**DATASET ROWS**
○ ○ ○ ○ ○
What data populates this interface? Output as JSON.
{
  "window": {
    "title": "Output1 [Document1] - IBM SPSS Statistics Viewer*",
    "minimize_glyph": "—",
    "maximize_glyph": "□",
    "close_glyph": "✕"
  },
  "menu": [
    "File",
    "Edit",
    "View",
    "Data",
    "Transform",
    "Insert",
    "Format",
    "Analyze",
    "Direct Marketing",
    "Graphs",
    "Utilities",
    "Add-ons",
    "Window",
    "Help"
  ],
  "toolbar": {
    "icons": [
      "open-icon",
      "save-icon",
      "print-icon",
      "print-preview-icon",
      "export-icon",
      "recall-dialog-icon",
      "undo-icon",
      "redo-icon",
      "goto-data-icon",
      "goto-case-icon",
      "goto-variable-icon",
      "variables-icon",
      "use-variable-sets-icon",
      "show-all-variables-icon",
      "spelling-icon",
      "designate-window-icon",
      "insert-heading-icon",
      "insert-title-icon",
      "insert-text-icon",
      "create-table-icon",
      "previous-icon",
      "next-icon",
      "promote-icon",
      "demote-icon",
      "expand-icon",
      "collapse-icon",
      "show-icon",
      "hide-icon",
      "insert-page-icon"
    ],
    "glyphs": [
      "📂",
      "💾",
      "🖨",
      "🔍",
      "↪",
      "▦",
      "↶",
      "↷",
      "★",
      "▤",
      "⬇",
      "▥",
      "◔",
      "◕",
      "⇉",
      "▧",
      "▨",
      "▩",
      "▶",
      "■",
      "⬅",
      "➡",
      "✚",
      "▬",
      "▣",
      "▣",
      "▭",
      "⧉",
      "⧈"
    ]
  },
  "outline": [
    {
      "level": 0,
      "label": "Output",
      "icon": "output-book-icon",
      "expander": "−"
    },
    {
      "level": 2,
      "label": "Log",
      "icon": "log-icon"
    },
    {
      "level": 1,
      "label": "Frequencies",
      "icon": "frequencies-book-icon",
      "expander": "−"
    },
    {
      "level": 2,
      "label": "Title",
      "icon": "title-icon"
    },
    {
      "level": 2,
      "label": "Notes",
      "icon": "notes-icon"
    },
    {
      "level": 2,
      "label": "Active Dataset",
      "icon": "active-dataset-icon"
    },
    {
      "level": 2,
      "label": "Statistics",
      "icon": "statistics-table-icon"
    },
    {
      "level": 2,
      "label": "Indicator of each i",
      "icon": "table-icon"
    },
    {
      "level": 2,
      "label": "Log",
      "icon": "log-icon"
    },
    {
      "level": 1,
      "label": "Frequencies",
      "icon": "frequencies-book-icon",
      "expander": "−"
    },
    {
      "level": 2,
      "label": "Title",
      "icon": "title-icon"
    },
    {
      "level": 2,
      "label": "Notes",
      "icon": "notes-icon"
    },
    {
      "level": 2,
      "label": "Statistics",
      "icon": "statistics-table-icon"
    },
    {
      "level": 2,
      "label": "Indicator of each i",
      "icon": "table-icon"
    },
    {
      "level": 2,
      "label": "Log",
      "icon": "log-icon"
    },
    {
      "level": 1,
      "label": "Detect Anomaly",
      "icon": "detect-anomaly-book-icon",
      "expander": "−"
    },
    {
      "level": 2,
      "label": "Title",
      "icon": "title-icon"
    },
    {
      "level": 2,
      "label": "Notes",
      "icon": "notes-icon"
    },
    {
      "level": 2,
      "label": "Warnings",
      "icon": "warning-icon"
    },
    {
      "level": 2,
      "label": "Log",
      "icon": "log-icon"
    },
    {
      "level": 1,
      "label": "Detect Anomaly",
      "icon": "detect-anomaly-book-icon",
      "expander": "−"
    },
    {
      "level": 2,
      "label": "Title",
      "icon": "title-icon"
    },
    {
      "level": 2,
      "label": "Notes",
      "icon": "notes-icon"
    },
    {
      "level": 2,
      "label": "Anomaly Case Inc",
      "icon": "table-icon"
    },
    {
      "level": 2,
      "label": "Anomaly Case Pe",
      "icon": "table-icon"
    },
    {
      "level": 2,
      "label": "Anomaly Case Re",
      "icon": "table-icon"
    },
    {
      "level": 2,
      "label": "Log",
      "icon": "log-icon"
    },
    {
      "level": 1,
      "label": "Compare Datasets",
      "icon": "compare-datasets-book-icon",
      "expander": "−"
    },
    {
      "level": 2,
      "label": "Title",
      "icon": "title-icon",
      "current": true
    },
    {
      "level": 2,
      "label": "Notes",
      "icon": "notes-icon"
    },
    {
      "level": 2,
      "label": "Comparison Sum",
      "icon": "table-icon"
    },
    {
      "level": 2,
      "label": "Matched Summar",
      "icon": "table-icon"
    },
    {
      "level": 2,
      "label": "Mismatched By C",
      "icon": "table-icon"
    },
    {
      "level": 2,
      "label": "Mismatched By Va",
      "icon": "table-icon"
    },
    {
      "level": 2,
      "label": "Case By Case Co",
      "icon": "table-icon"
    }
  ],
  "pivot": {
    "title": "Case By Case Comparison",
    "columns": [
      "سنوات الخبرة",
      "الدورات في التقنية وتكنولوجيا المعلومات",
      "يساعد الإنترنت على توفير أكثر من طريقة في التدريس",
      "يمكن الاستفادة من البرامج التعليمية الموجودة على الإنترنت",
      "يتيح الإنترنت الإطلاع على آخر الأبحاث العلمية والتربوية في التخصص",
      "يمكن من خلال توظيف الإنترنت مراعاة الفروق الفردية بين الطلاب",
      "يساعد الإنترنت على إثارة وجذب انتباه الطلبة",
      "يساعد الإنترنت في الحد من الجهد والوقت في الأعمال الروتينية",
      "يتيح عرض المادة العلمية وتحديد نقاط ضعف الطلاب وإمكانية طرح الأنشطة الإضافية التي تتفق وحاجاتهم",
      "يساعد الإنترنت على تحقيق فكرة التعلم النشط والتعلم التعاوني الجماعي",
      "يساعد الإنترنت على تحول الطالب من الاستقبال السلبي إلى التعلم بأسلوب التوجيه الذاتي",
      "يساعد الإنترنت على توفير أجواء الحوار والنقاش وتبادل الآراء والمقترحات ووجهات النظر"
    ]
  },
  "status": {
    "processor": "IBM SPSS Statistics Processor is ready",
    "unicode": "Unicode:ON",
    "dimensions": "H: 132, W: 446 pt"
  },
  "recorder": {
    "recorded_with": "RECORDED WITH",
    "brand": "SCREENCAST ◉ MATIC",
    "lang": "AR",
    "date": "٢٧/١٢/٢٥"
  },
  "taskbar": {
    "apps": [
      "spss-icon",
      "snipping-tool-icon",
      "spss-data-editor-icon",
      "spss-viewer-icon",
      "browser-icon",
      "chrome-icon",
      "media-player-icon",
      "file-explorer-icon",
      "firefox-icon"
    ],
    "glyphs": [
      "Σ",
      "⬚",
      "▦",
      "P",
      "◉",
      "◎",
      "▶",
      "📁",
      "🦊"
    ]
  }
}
○ ○ ○ ○ ○
**WHAT IS NEEDED**
Write out every line of the entries that holds the word "Comparison".

**RESPONSE FOR THIS EXERCISE**
      "label": "Comparison Sum",
    "title": "Case By Case Comparison",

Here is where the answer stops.